* Start Records to use *
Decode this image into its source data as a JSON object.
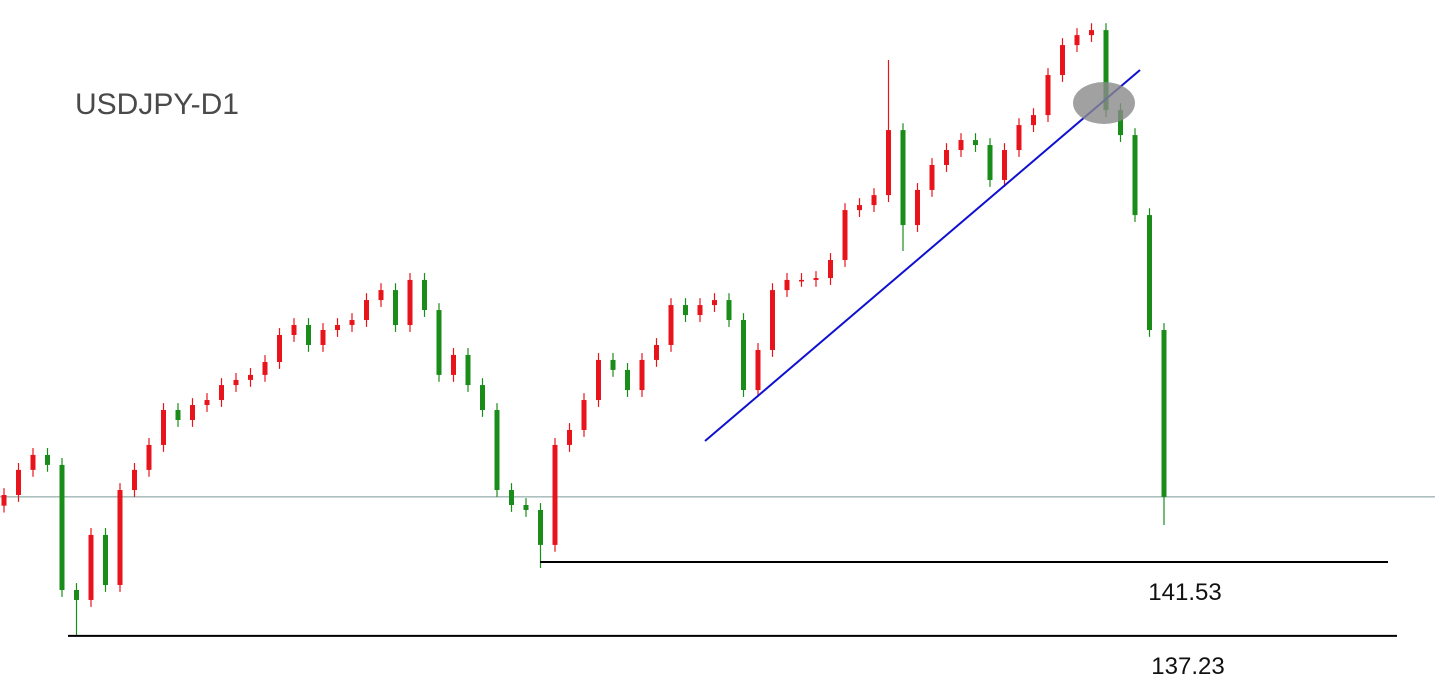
{
  "chart_data": {
    "type": "candlestick",
    "title": "USDJPY-D1",
    "ylim": [
      134.32,
      174.19
    ],
    "up_color": "#e8141c",
    "down_color": "#1a8c1a",
    "levels": [
      141.53,
      137.23
    ],
    "open": [
      144.8,
      145.42,
      146.88,
      147.75,
      147.17,
      139.9,
      139.32,
      143.1,
      140.19,
      145.71,
      146.88,
      148.33,
      150.36,
      149.78,
      150.65,
      150.94,
      151.81,
      152.11,
      152.4,
      153.15,
      154.72,
      155.3,
      154.14,
      155.01,
      155.3,
      155.59,
      156.75,
      157.33,
      155.3,
      157.92,
      156.17,
      152.4,
      153.56,
      151.81,
      150.36,
      145.71,
      144.84,
      144.55,
      142.52,
      148.33,
      149.2,
      150.94,
      153.27,
      152.69,
      151.52,
      153.27,
      154.14,
      156.46,
      155.88,
      156.46,
      156.75,
      155.59,
      151.52,
      153.85,
      157.33,
      157.92,
      157.92,
      158.03,
      159.08,
      161.98,
      162.27,
      162.85,
      166.63,
      161.11,
      163.15,
      164.6,
      165.47,
      166.05,
      165.76,
      163.73,
      165.47,
      166.92,
      167.5,
      169.83,
      171.57,
      172.15,
      172.44,
      167.79,
      166.34,
      161.69,
      155.01
    ],
    "high": [
      145.82,
      147.28,
      148.15,
      148.15,
      147.57,
      140.3,
      143.5,
      143.5,
      146.11,
      147.28,
      148.73,
      150.76,
      150.76,
      151.05,
      151.34,
      152.21,
      152.51,
      152.8,
      153.55,
      155.12,
      155.7,
      155.7,
      155.41,
      155.7,
      155.99,
      157.15,
      157.73,
      157.73,
      158.32,
      158.32,
      156.57,
      153.96,
      153.96,
      152.21,
      150.76,
      146.11,
      145.24,
      144.95,
      148.73,
      149.6,
      151.34,
      153.67,
      153.67,
      153.09,
      153.67,
      154.54,
      156.86,
      156.86,
      156.86,
      157.15,
      157.15,
      155.99,
      154.25,
      157.73,
      158.32,
      158.32,
      158.43,
      159.48,
      162.38,
      162.67,
      163.25,
      170.7,
      167.03,
      163.55,
      165.0,
      165.87,
      166.45,
      166.45,
      166.16,
      165.87,
      167.32,
      167.9,
      170.23,
      171.97,
      172.55,
      172.84,
      172.84,
      168.19,
      166.74,
      162.09,
      155.41
    ],
    "low": [
      144.4,
      145.02,
      146.48,
      146.77,
      139.5,
      137.23,
      138.92,
      139.79,
      139.79,
      145.31,
      146.48,
      147.93,
      149.38,
      149.38,
      150.25,
      150.54,
      151.41,
      151.71,
      152.0,
      152.75,
      154.32,
      153.74,
      153.74,
      154.61,
      154.9,
      155.19,
      156.35,
      154.9,
      154.9,
      155.77,
      152.0,
      152.0,
      151.41,
      149.96,
      145.31,
      144.44,
      144.15,
      141.18,
      142.12,
      147.93,
      148.8,
      150.54,
      152.29,
      151.12,
      151.12,
      152.87,
      153.74,
      155.48,
      155.48,
      156.06,
      155.19,
      151.12,
      151.12,
      153.45,
      156.93,
      157.52,
      157.52,
      157.63,
      158.68,
      161.58,
      161.87,
      162.45,
      159.6,
      160.71,
      162.75,
      164.2,
      165.07,
      165.36,
      163.33,
      163.33,
      165.07,
      166.52,
      167.1,
      169.43,
      171.17,
      171.75,
      167.39,
      165.94,
      161.29,
      154.61,
      143.68
    ],
    "close": [
      145.42,
      146.88,
      147.75,
      147.17,
      139.9,
      139.32,
      143.1,
      140.19,
      145.71,
      146.88,
      148.33,
      150.36,
      149.78,
      150.65,
      150.94,
      151.81,
      152.11,
      152.4,
      153.15,
      154.72,
      155.3,
      154.14,
      155.01,
      155.3,
      155.59,
      156.75,
      157.33,
      155.3,
      157.92,
      156.17,
      152.4,
      153.56,
      151.81,
      150.36,
      145.71,
      144.84,
      144.55,
      142.52,
      148.33,
      149.2,
      150.94,
      153.27,
      152.69,
      151.52,
      153.27,
      154.14,
      156.46,
      155.88,
      156.46,
      156.75,
      155.59,
      151.52,
      153.85,
      157.33,
      157.92,
      157.92,
      158.03,
      159.08,
      161.98,
      162.27,
      162.85,
      166.63,
      161.11,
      163.15,
      164.6,
      165.47,
      166.05,
      165.76,
      163.73,
      165.47,
      166.92,
      167.5,
      169.83,
      171.57,
      172.15,
      172.44,
      167.79,
      166.34,
      161.69,
      155.01,
      145.31
    ]
  }
}
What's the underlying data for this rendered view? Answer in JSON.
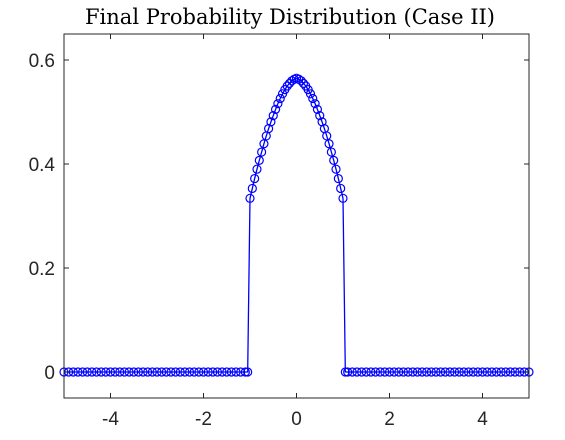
{
  "chart_data": {
    "type": "line",
    "title": "Final Probability Distribution (Case II)",
    "xlabel": "",
    "ylabel": "",
    "xlim": [
      -5,
      5
    ],
    "ylim": [
      -0.05,
      0.65
    ],
    "xticks": [
      -4,
      -2,
      0,
      2,
      4
    ],
    "xtick_labels": [
      "-4",
      "-2",
      "0",
      "2",
      "4"
    ],
    "yticks": [
      0,
      0.2,
      0.4,
      0.6
    ],
    "ytick_labels": [
      "0",
      "0.2",
      "0.4",
      "0.6"
    ],
    "grid": false,
    "marker": "circle-open",
    "series": [
      {
        "color": "#0000ff",
        "x": [
          -5.0,
          -4.9,
          -4.8,
          -4.7,
          -4.6,
          -4.5,
          -4.4,
          -4.3,
          -4.2,
          -4.1,
          -4.0,
          -3.9,
          -3.8,
          -3.7,
          -3.6,
          -3.5,
          -3.4,
          -3.3,
          -3.2,
          -3.1,
          -3.0,
          -2.9,
          -2.8,
          -2.7,
          -2.6,
          -2.5,
          -2.4,
          -2.3,
          -2.2,
          -2.1,
          -2.0,
          -1.9,
          -1.8,
          -1.7,
          -1.6,
          -1.5,
          -1.4,
          -1.3,
          -1.2,
          -1.1,
          -1.05,
          -1.0,
          -0.95,
          -0.9,
          -0.85,
          -0.8,
          -0.75,
          -0.7,
          -0.65,
          -0.6,
          -0.55,
          -0.5,
          -0.45,
          -0.4,
          -0.35,
          -0.3,
          -0.25,
          -0.2,
          -0.15,
          -0.1,
          -0.05,
          0.0,
          0.05,
          0.1,
          0.15,
          0.2,
          0.25,
          0.3,
          0.35,
          0.4,
          0.45,
          0.5,
          0.55,
          0.6,
          0.65,
          0.7,
          0.75,
          0.8,
          0.85,
          0.9,
          0.95,
          1.0,
          1.05,
          1.1,
          1.2,
          1.3,
          1.4,
          1.5,
          1.6,
          1.7,
          1.8,
          1.9,
          2.0,
          2.1,
          2.2,
          2.3,
          2.4,
          2.5,
          2.6,
          2.7,
          2.8,
          2.9,
          3.0,
          3.1,
          3.2,
          3.3,
          3.4,
          3.5,
          3.6,
          3.7,
          3.8,
          3.9,
          4.0,
          4.1,
          4.2,
          4.3,
          4.4,
          4.5,
          4.6,
          4.7,
          4.8,
          4.9,
          5.0
        ],
        "y": [
          0,
          0,
          0,
          0,
          0,
          0,
          0,
          0,
          0,
          0,
          0,
          0,
          0,
          0,
          0,
          0,
          0,
          0,
          0,
          0,
          0,
          0,
          0,
          0,
          0,
          0,
          0,
          0,
          0,
          0,
          0,
          0,
          0,
          0,
          0,
          0,
          0,
          0,
          0,
          0,
          0,
          0.334,
          0.353,
          0.372,
          0.39,
          0.407,
          0.423,
          0.439,
          0.454,
          0.468,
          0.481,
          0.493,
          0.505,
          0.516,
          0.526,
          0.535,
          0.543,
          0.55,
          0.555,
          0.56,
          0.563,
          0.565,
          0.563,
          0.56,
          0.555,
          0.55,
          0.543,
          0.535,
          0.526,
          0.516,
          0.505,
          0.493,
          0.481,
          0.468,
          0.454,
          0.439,
          0.423,
          0.407,
          0.39,
          0.372,
          0.353,
          0.334,
          0,
          0,
          0,
          0,
          0,
          0,
          0,
          0,
          0,
          0,
          0,
          0,
          0,
          0,
          0,
          0,
          0,
          0,
          0,
          0,
          0,
          0,
          0,
          0,
          0,
          0,
          0,
          0,
          0,
          0,
          0,
          0,
          0,
          0,
          0,
          0,
          0,
          0,
          0,
          0,
          0
        ]
      }
    ]
  }
}
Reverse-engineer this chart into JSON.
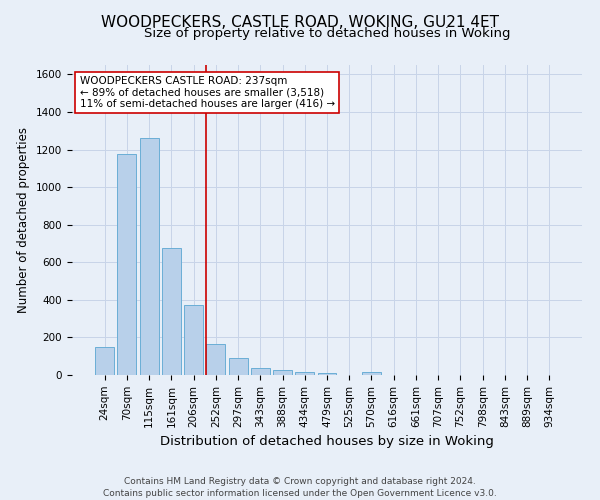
{
  "title": "WOODPECKERS, CASTLE ROAD, WOKING, GU21 4ET",
  "subtitle": "Size of property relative to detached houses in Woking",
  "xlabel": "Distribution of detached houses by size in Woking",
  "ylabel": "Number of detached properties",
  "footer_line1": "Contains HM Land Registry data © Crown copyright and database right 2024.",
  "footer_line2": "Contains public sector information licensed under the Open Government Licence v3.0.",
  "bar_labels": [
    "24sqm",
    "70sqm",
    "115sqm",
    "161sqm",
    "206sqm",
    "252sqm",
    "297sqm",
    "343sqm",
    "388sqm",
    "434sqm",
    "479sqm",
    "525sqm",
    "570sqm",
    "616sqm",
    "661sqm",
    "707sqm",
    "752sqm",
    "798sqm",
    "843sqm",
    "889sqm",
    "934sqm"
  ],
  "bar_values": [
    150,
    1175,
    1260,
    675,
    375,
    165,
    90,
    38,
    28,
    18,
    12,
    0,
    15,
    0,
    0,
    0,
    0,
    0,
    0,
    0,
    0
  ],
  "bar_color": "#b8d0ea",
  "bar_edge_color": "#6aaed6",
  "background_color": "#e8eff8",
  "grid_color": "#c8d4e8",
  "vline_color": "#cc0000",
  "annotation_text": "WOODPECKERS CASTLE ROAD: 237sqm\n← 89% of detached houses are smaller (3,518)\n11% of semi-detached houses are larger (416) →",
  "annotation_box_color": "white",
  "annotation_box_edge_color": "#cc0000",
  "ylim": [
    0,
    1650
  ],
  "yticks": [
    0,
    200,
    400,
    600,
    800,
    1000,
    1200,
    1400,
    1600
  ],
  "title_fontsize": 11,
  "subtitle_fontsize": 9.5,
  "xlabel_fontsize": 9.5,
  "ylabel_fontsize": 8.5,
  "tick_fontsize": 7.5,
  "annotation_fontsize": 7.5,
  "footer_fontsize": 6.5,
  "vline_pos": 4.575
}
* End Records to use *
Stated goal ->
Work out how many lines of the listing above include "WOODPECKERS". Answer with the number and nothing more.

The completed task ->
2